Start of TASK INPUTS
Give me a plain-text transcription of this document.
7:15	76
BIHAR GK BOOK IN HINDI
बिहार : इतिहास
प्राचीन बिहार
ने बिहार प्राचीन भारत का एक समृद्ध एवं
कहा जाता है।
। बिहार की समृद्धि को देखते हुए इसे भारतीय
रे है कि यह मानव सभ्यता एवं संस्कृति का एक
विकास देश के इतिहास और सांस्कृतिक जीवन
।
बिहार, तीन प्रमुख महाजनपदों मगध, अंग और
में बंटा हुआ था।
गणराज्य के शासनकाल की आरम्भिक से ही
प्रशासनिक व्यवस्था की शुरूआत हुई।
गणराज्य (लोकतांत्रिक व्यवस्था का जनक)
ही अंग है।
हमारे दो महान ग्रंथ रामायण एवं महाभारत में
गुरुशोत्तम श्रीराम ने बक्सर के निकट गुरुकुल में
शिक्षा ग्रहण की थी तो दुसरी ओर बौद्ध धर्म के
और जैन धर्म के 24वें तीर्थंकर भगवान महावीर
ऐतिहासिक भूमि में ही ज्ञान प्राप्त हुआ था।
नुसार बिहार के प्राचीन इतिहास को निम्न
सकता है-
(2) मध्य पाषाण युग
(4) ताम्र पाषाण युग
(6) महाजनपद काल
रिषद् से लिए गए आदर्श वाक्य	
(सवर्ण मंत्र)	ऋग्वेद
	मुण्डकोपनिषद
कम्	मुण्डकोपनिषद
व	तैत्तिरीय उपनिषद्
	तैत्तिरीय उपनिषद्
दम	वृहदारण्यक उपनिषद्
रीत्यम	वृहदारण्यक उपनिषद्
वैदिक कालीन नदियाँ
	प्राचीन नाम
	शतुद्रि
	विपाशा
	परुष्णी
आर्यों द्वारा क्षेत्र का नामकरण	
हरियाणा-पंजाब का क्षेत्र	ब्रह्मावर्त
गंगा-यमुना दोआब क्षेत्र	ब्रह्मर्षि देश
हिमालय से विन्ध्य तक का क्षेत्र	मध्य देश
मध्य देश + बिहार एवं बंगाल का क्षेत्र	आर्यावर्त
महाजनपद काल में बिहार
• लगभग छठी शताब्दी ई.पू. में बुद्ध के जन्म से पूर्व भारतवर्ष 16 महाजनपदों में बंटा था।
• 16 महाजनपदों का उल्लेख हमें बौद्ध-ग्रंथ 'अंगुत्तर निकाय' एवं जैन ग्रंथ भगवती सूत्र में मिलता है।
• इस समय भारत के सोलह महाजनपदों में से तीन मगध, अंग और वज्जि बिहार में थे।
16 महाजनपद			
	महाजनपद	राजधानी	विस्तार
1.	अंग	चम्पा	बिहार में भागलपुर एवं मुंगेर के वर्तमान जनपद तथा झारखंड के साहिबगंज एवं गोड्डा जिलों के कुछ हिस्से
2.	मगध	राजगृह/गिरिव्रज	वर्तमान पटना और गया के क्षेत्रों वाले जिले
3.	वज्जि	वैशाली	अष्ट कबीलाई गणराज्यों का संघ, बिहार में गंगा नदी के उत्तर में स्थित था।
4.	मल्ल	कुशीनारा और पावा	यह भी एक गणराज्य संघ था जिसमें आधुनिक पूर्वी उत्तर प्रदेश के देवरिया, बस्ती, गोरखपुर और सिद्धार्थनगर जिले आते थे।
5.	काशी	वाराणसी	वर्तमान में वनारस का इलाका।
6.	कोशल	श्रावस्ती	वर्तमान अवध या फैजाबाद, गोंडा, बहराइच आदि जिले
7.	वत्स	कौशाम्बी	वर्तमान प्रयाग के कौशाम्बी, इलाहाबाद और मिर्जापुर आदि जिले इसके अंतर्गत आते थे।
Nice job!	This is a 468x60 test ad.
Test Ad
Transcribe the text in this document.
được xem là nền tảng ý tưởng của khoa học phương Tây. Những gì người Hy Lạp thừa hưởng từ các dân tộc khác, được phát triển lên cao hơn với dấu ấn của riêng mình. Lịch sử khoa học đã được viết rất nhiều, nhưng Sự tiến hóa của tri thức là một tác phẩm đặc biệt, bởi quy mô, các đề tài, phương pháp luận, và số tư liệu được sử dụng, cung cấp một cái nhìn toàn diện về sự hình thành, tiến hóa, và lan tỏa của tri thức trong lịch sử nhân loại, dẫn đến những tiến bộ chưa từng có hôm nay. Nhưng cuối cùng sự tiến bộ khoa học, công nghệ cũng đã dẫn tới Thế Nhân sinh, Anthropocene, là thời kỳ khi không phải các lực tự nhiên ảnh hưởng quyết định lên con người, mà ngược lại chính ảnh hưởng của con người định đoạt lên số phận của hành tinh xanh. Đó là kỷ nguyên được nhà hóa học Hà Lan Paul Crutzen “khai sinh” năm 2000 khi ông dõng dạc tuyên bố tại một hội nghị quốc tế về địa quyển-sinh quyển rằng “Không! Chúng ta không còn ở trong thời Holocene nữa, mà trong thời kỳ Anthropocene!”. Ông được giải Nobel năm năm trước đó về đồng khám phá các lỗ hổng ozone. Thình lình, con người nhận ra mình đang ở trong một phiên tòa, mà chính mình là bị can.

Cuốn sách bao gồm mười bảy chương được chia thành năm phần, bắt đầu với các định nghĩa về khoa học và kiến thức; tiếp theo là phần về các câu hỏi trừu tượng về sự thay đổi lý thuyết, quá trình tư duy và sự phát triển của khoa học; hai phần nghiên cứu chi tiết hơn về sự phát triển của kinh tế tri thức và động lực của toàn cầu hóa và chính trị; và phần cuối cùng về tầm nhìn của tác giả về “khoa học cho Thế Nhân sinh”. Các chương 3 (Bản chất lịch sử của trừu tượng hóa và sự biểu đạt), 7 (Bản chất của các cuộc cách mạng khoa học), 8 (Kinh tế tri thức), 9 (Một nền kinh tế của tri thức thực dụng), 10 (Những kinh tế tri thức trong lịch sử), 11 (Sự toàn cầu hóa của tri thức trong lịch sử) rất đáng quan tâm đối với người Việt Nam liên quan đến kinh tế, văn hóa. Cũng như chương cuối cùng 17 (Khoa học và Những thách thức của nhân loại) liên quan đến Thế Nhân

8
End of TASK INPUTS
Of the lines above, how many contain the word "text"? Provide the number and nothing else.

2